**What the task asks**
Show all lines holding the string "color".

**Rows**
────────────────────
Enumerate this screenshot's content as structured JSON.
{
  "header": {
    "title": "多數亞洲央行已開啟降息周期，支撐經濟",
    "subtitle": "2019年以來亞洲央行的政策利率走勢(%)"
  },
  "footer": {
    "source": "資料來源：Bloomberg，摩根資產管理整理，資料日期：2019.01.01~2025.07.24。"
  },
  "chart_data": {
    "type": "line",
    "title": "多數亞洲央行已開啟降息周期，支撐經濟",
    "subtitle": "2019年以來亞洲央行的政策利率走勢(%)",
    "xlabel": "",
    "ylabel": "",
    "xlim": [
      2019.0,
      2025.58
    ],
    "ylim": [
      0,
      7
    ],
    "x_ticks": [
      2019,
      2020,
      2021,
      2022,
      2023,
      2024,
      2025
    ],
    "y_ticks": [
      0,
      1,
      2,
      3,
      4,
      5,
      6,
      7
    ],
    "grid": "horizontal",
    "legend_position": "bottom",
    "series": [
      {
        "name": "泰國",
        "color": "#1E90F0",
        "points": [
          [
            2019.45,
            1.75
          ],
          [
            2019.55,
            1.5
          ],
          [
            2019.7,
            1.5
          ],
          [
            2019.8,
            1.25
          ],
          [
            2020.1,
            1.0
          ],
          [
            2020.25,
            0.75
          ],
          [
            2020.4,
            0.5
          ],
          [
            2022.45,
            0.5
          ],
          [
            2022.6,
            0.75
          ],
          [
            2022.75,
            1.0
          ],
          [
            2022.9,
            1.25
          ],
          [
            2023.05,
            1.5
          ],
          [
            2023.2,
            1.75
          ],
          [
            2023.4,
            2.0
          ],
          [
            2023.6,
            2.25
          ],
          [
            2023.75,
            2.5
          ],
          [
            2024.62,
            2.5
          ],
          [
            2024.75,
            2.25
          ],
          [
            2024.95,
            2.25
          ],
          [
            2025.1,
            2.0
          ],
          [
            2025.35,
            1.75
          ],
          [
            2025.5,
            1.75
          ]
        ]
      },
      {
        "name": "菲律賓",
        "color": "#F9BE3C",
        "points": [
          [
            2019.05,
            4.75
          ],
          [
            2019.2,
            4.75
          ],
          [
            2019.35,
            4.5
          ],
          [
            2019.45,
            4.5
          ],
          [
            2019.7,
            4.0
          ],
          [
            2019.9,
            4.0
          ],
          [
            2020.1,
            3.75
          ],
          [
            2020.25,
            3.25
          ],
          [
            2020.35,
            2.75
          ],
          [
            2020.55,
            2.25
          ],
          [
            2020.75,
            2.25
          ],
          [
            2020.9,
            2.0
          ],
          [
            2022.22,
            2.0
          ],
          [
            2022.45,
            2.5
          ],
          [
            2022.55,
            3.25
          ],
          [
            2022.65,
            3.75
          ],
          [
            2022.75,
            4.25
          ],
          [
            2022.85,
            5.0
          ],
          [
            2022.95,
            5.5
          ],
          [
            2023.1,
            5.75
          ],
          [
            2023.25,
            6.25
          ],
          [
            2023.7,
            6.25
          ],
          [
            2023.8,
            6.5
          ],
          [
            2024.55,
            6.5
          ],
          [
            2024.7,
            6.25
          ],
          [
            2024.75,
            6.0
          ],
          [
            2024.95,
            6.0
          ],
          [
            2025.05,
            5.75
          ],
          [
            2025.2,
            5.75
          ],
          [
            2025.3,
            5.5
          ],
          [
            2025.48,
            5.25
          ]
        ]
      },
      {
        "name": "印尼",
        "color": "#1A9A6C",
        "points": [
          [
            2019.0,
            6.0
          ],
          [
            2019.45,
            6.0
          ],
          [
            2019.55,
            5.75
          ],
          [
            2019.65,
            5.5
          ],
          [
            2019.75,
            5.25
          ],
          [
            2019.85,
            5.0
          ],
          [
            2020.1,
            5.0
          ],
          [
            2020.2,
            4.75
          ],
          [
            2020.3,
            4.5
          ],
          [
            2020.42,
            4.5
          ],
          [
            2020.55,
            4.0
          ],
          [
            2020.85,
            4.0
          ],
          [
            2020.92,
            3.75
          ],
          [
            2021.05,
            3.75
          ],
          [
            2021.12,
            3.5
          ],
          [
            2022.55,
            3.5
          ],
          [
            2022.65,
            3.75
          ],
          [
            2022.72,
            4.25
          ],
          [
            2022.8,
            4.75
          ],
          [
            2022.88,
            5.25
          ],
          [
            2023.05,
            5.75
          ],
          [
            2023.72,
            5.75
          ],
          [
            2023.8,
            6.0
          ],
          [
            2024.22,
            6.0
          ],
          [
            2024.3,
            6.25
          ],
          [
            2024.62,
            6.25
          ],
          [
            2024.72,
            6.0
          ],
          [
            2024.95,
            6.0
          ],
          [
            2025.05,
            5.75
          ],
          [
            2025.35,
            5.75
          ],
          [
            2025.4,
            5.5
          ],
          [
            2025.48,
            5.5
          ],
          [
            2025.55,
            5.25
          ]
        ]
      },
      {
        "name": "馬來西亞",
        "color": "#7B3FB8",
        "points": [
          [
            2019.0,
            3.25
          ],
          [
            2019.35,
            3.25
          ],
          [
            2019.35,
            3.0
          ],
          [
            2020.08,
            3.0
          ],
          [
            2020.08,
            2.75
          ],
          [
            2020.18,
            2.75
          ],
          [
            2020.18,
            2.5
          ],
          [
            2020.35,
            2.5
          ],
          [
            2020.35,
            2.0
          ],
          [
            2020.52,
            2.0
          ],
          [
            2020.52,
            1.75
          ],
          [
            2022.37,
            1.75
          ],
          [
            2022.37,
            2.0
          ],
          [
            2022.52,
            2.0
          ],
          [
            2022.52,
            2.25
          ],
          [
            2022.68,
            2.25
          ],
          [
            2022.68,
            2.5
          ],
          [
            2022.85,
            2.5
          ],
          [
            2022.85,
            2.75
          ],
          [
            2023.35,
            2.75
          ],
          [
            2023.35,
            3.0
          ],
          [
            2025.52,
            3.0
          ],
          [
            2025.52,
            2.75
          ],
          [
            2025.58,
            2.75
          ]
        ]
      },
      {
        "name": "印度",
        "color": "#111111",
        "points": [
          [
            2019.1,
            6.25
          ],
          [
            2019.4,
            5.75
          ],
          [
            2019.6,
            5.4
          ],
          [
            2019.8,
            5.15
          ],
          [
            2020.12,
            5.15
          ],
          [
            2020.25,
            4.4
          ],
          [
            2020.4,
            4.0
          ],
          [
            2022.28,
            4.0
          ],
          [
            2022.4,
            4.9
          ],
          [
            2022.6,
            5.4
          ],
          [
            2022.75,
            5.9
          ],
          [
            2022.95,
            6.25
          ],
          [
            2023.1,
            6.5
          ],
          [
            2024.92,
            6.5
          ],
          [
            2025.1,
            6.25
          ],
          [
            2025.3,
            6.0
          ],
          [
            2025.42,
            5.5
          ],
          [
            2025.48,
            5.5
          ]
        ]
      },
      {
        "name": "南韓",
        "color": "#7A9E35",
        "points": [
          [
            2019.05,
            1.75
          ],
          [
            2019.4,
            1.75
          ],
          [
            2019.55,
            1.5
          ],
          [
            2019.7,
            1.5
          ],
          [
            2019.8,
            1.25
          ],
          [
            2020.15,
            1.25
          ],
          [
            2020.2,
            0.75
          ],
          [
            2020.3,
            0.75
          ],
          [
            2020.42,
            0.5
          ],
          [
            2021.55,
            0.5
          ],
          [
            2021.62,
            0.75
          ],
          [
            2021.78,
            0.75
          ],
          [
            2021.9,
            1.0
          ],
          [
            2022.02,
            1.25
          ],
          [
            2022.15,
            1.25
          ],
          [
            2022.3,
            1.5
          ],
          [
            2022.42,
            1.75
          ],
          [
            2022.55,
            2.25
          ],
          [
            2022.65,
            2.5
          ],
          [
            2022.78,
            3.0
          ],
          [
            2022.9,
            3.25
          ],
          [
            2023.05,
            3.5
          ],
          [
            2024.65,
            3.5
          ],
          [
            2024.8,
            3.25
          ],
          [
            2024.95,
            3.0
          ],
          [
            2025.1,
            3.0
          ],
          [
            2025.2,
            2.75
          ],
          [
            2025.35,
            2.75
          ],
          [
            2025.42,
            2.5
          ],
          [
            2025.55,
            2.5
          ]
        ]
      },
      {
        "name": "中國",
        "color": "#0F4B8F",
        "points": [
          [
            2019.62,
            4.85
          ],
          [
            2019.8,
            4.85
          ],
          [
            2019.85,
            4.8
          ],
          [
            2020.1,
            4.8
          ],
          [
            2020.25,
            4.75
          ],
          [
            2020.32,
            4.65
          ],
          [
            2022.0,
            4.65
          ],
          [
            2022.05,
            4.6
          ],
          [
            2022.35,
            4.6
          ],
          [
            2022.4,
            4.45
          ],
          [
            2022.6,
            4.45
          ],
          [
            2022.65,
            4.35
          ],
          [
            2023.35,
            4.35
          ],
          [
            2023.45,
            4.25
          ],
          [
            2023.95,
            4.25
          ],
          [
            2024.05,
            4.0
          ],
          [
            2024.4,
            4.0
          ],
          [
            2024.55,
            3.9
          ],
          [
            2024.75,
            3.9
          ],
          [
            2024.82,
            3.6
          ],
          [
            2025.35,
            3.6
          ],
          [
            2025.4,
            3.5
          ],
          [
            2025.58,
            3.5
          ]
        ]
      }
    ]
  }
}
────────────────────
**Worked solution**
        "color": "#1E90F0",
        "color": "#F9BE3C",
        "color": "#1A9A6C",
        "color": "#7B3FB8",
        "color": "#111111",
        "color": "#7A9E35",
        "color": "#0F4B8F",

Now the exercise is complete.